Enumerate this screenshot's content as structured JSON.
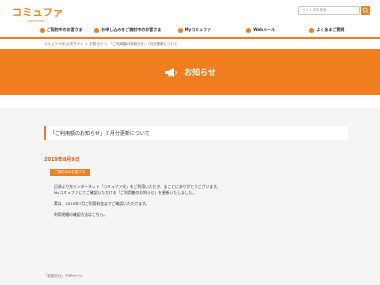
{
  "header": {
    "logo_text": "コミュファ",
    "logo_sub": "commufa",
    "search_placeholder": "サイト内を検索"
  },
  "nav": {
    "items": [
      {
        "label": "ご契約中のお客さま",
        "icon": "user-icon"
      },
      {
        "label": "お申し込みをご検討中のお客さま",
        "icon": "document-icon"
      },
      {
        "label": "Myコミュファ",
        "icon": "lock-icon"
      },
      {
        "label": "Webメール",
        "icon": "mail-icon"
      },
      {
        "label": "よくあるご質問",
        "icon": "question-icon"
      }
    ]
  },
  "breadcrumb": "コミュファ光 公式サイト ＞ お知らせ ＞ 「ご利用額のお知らせ」7月分更新について",
  "banner": {
    "title": "お知らせ",
    "icon": "megaphone-icon"
  },
  "article": {
    "headline": "「ご利用額のお知らせ」７月分更新について",
    "date": "2019年8月9日",
    "badge": "ご契約中のお客さま",
    "paragraphs": [
      "日頃より光インターネット「コミュファ光」をご利用いただき、まことにありがとうございます。",
      "Myコミュファにてご確認いただける「ご利用額のお知らせ」を更新いたしました。",
      "",
      "実は、2019年7月ご利用料金までご確認いただけます。",
      "",
      "利用明細の確認方法はこちら。"
    ],
    "back_link": "「お知らせ」TOPページ"
  },
  "colors": {
    "accent": "#f07d1e",
    "date": "#e55e0c",
    "panel": "#f5f5f5"
  }
}
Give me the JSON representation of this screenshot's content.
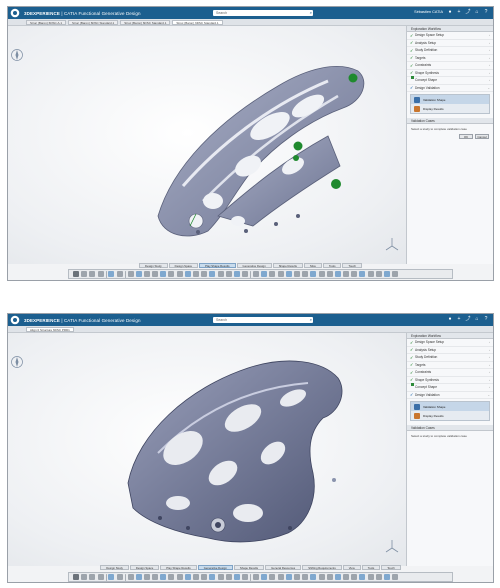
{
  "screens": [
    {
      "topbar": {
        "brand": "3DEXPERIENCE",
        "app_name": "CATIA Functional Generative Design",
        "search_value": "Search",
        "user": "Sébastien CATIA"
      },
      "doc_tabs": [
        "Struc (Baron) 6DSC.A.1",
        "Struc (Baron) 6DSC Standard.1",
        "Struc (Baron) 6DSC Standard.1",
        "Struc (Baron) 6DSC Standard.1"
      ],
      "panel": {
        "header": "Exploration Workflow",
        "steps": [
          "Design Space Setup",
          "Analysis Setup",
          "Study Definition",
          "Targets",
          "Constraints",
          "Shape Synthesis",
          "Concept Shape",
          "Design Validation"
        ],
        "sub_items": [
          "Validation Shape",
          "Display Results"
        ],
        "section2": "Validation Cases",
        "section2_text": "Select a study to complete validation case",
        "ok": "OK",
        "cancel": "Cancel"
      },
      "bottom_tabs": [
        "Design Study",
        "Design Space",
        "Play Shape Results",
        "Generative Design",
        "Shape Results",
        "Slice",
        "Tools",
        "Touch"
      ],
      "active_bottom_tab": 2
    },
    {
      "topbar": {
        "brand": "3DEXPERIENCE",
        "app_name": "CATIA Functional Generative Design",
        "search_value": "Search",
        "user": ""
      },
      "doc_tabs": [
        "Align 0 Structure 6DSC PRD1"
      ],
      "panel": {
        "header": "Exploration Workflow",
        "steps": [
          "Design Space Setup",
          "Analysis Setup",
          "Study Definition",
          "Targets",
          "Constraints",
          "Shape Synthesis",
          "Concept Shape",
          "Design Validation"
        ],
        "sub_items": [
          "Validation Shape",
          "Display Results"
        ],
        "section2": "Validation Cases",
        "section2_text": "Select a study to complete validation case",
        "ok": "",
        "cancel": ""
      },
      "bottom_tabs": [
        "Design Study",
        "Design Space",
        "Play Shape Results",
        "Generative Design",
        "Shape Results",
        "General Resources",
        "Shifting Requirements",
        "View",
        "Tools",
        "Touch"
      ],
      "active_bottom_tab": 3
    }
  ],
  "colors": {
    "topbar": "#1c5f8f",
    "part_body": "#8b92ab",
    "part_body_dark": "#5c6381",
    "fixture_green": "#1f8a2e",
    "check_green": "#2e8b3a"
  },
  "icons": [
    "compass-icon",
    "search-icon",
    "share-icon",
    "plus-icon",
    "user-icon",
    "home-icon",
    "help-icon",
    "axis-trihedron-icon"
  ]
}
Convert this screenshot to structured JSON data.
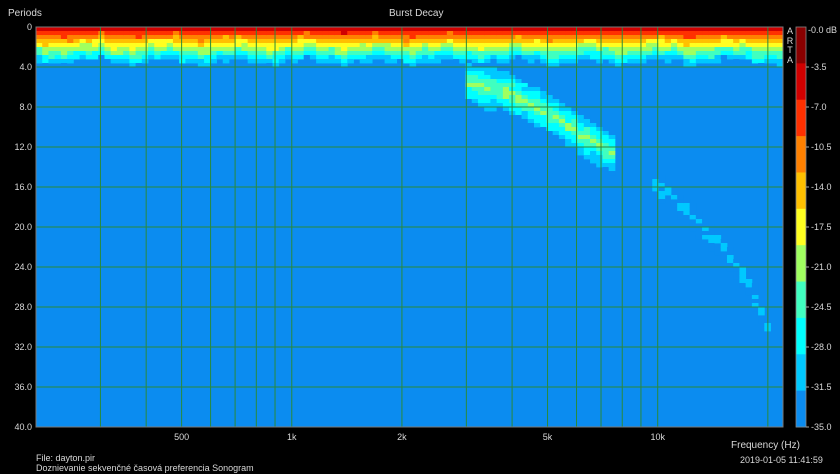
{
  "chart_data": {
    "type": "heatmap",
    "title": "Burst Decay",
    "ylabel": "Periods",
    "xlabel": "Frequency (Hz)",
    "y_ticks": [
      "0",
      "4.0",
      "8.0",
      "12.0",
      "16.0",
      "20.0",
      "24.0",
      "28.0",
      "32.0",
      "36.0",
      "40.0"
    ],
    "y_range": [
      0,
      40
    ],
    "x_scale": "log",
    "x_range": [
      200,
      22000
    ],
    "x_ticks": [
      {
        "value": 500,
        "label": "500"
      },
      {
        "value": 1000,
        "label": "1k"
      },
      {
        "value": 2000,
        "label": "2k"
      },
      {
        "value": 5000,
        "label": "5k"
      },
      {
        "value": 10000,
        "label": "10k"
      }
    ],
    "x_minor_gridlines": [
      300,
      400,
      600,
      700,
      800,
      900,
      3000,
      4000,
      6000,
      7000,
      8000,
      9000,
      20000
    ],
    "colorbar": {
      "unit_label": "-0.0 dB",
      "tick_labels": [
        "-3.5",
        "-7.0",
        "-10.5",
        "-14.0",
        "-17.5",
        "-21.0",
        "-24.5",
        "-28.0",
        "-31.5",
        "-35.0"
      ],
      "range_db": [
        -35,
        0
      ],
      "colors": [
        "#0b8cf0",
        "#00c8ff",
        "#00ffff",
        "#40ffc0",
        "#a0ff60",
        "#ffff20",
        "#ffc000",
        "#ff8000",
        "#ff3000",
        "#d00000",
        "#8a0000"
      ]
    },
    "brand": "ARTA",
    "grid": true,
    "background_level_db": -35,
    "features": [
      {
        "region": "early-decay ridge",
        "freq_range_hz": [
          200,
          22000
        ],
        "periods": [
          0,
          3.5
        ],
        "level_db": [
          0,
          -31.5
        ]
      },
      {
        "region": "resonance ridge 3k-8k",
        "freq_path_hz": [
          3000,
          4000,
          5000,
          6000,
          7500
        ],
        "period_path": [
          5.5,
          6.8,
          8.5,
          10.5,
          12.5
        ],
        "peak_db": -20
      },
      {
        "region": "resonance ridge 9k-20k",
        "freq_path_hz": [
          9500,
          12000,
          15000,
          18000,
          20000
        ],
        "period_path": [
          15,
          18.5,
          22,
          26,
          30
        ],
        "peak_db": -30
      }
    ]
  },
  "footer": {
    "file_line": "File: dayton.pir",
    "description_line": "Doznievanie sekvenčné časová preferencia Sonogram",
    "datetime": "2019-01-05  11:41:59"
  }
}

|---|

*Your task*
Pick out the lines that include the word "ridge" and write them out.

*Task answer*
        "region": "early-decay ridge",
        "region": "resonance ridge 3k-8k",
        "region": "resonance ridge 9k-20k",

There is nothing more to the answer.